**Problem**
Below is a block of records; repeat all of them exactly.

**Task material**

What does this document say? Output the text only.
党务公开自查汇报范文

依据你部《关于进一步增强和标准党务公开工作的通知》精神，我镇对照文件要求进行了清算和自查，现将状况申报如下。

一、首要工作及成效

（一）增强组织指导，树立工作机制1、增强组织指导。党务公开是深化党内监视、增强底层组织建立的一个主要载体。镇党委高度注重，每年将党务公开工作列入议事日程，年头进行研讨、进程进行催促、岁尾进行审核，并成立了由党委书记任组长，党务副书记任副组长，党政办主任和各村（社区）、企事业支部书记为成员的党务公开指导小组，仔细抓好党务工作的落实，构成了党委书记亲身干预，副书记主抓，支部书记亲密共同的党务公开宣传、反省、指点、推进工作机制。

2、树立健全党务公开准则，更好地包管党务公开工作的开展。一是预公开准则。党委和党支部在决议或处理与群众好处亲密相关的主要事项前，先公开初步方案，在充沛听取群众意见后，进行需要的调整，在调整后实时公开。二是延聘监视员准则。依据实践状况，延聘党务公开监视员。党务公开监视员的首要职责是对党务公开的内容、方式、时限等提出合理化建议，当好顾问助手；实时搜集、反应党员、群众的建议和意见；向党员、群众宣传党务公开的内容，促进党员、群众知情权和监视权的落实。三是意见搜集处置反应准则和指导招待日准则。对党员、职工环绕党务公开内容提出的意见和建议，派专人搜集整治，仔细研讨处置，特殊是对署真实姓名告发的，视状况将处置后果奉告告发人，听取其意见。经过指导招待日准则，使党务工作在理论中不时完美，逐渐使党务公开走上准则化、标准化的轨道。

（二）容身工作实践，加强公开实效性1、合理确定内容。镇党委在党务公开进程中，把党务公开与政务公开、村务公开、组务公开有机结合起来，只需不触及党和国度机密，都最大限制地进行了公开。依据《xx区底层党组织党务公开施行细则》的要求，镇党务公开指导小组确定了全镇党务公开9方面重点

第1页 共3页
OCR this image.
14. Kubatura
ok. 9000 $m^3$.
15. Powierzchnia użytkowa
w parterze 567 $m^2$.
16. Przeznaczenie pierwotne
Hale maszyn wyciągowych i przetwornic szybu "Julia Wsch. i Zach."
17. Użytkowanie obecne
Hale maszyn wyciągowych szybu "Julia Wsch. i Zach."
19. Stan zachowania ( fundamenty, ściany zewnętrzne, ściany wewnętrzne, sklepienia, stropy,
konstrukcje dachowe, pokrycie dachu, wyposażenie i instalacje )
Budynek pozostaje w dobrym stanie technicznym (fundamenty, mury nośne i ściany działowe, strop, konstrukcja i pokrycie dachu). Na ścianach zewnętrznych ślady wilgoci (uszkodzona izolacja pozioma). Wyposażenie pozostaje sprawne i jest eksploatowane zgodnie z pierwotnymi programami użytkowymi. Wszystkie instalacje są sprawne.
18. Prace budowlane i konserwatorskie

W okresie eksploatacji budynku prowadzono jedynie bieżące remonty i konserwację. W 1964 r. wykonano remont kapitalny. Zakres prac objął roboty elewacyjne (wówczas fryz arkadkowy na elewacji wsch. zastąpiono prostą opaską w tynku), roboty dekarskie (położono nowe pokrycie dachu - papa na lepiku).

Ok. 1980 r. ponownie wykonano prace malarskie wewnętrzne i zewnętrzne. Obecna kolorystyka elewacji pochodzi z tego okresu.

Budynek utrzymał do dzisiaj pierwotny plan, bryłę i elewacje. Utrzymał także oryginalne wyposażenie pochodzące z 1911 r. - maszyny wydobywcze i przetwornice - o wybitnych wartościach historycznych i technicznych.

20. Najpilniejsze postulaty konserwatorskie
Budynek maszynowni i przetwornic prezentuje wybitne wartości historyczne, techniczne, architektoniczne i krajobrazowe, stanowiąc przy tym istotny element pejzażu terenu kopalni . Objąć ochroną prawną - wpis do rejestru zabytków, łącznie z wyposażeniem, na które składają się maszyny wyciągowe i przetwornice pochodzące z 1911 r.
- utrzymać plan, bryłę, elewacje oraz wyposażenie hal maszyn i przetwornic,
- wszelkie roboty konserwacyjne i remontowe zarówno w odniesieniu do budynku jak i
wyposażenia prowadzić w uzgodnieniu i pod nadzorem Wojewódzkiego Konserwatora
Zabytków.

**Exercise output**
What does this document say? Output the text only.
党务公开自查汇报范文

依据你部《关于进一步增强和标准党务公开工作的通知》精神，我镇对照文件要求进行了清算和自查，现将状况申报如下。

一、首要工作及成效

（一）增强组织指导，树立工作机制1、增强组织指导。党务公开是深化党内监视、增强底层组织建立的一个主要载体。镇党委高度注重，每年将党务公开工作列入议事日程，年头进行研讨、进程进行催促、岁尾进行审核，并成立了由党委书记任组长，党务副书记任副组长，党政办主任和各村（社区）、企事业支部书记为成员的党务公开指导小组，仔细抓好党务工作的落实，构成了党委书记亲身干预，副书记主抓，支部书记亲密共同的党务公开宣传、反省、指点、推进工作机制。

2、树立健全党务公开准则，更好地包管党务公开工作的开展。一是预公开准则。党委和党支部在决议或处理与群众好处亲密相关的主要事项前，先公开初步方案，在充沛听取群众意见后，进行需要的调整，在调整后实时公开。二是延聘监视员准则。依据实践状况，延聘党务公开监视员。党务公开监视员的首要职责是对党务公开的内容、方式、时限等提出合理化建议，当好顾问助手；实时搜集、反应党员、群众的建议和意见；向党员、群众宣传党务公开的内容，促进党员、群众知情权和监视权的落实。三是意见搜集处置反应准则和指导招待日准则。对党员、职工环绕党务公开内容提出的意见和建议，派专人搜集整治，仔细研讨处置，特殊是对署真实姓名告发的，视状况将处置后果奉告告发人，听取其意见。经过指导招待日准则，使党务工作在理论中不时完美，逐渐使党务公开走上准则化、标准化的轨道。

（二）容身工作实践，加强公开实效性1、合理确定内容。镇党委在党务公开进程中，把党务公开与政务公开、村务公开、组务公开有机结合起来，只需不触及党和国度机密，都最大限制地进行了公开。依据《xx区底层党组织党务公开施行细则》的要求，镇党务公开指导小组确定了全镇党务公开9方面重点

第1页 共3页
OCR this image.
14. Kubatura
ok. 9000 $m^3$.
15. Powierzchnia użytkowa
w parterze 567 $m^2$.
16. Przeznaczenie pierwotne
Hale maszyn wyciągowych i przetwornic szybu "Julia Wsch. i Zach."
17. Użytkowanie obecne
Hale maszyn wyciągowych szybu "Julia Wsch. i Zach."
19. Stan zachowania ( fundamenty, ściany zewnętrzne, ściany wewnętrzne, sklepienia, stropy,
konstrukcje dachowe, pokrycie dachu, wyposażenie i instalacje )
Budynek pozostaje w dobrym stanie technicznym (fundamenty, mury nośne i ściany działowe, strop, konstrukcja i pokrycie dachu). Na ścianach zewnętrznych ślady wilgoci (uszkodzona izolacja pozioma). Wyposażenie pozostaje sprawne i jest eksploatowane zgodnie z pierwotnymi programami użytkowymi. Wszystkie instalacje są sprawne.
18. Prace budowlane i konserwatorskie

W okresie eksploatacji budynku prowadzono jedynie bieżące remonty i konserwację. W 1964 r. wykonano remont kapitalny. Zakres prac objął roboty elewacyjne (wówczas fryz arkadkowy na elewacji wsch. zastąpiono prostą opaską w tynku), roboty dekarskie (położono nowe pokrycie dachu - papa na lepiku).

Ok. 1980 r. ponownie wykonano prace malarskie wewnętrzne i zewnętrzne. Obecna kolorystyka elewacji pochodzi z tego okresu.

Budynek utrzymał do dzisiaj pierwotny plan, bryłę i elewacje. Utrzymał także oryginalne wyposażenie pochodzące z 1911 r. - maszyny wydobywcze i przetwornice - o wybitnych wartościach historycznych i technicznych.

20. Najpilniejsze postulaty konserwatorskie
Budynek maszynowni i przetwornic prezentuje wybitne wartości historyczne, techniczne, architektoniczne i krajobrazowe, stanowiąc przy tym istotny element pejzażu terenu kopalni . Objąć ochroną prawną - wpis do rejestru zabytków, łącznie z wyposażeniem, na które składają się maszyny wyciągowe i przetwornice pochodzące z 1911 r.
- utrzymać plan, bryłę, elewacje oraz wyposażenie hal maszyn i przetwornic,
- wszelkie roboty konserwacyjne i remontowe zarówno w odniesieniu do budynku jak i
wyposażenia prowadzić w uzgodnieniu i pod nadzorem Wojewódzkiego Konserwatora
Zabytków.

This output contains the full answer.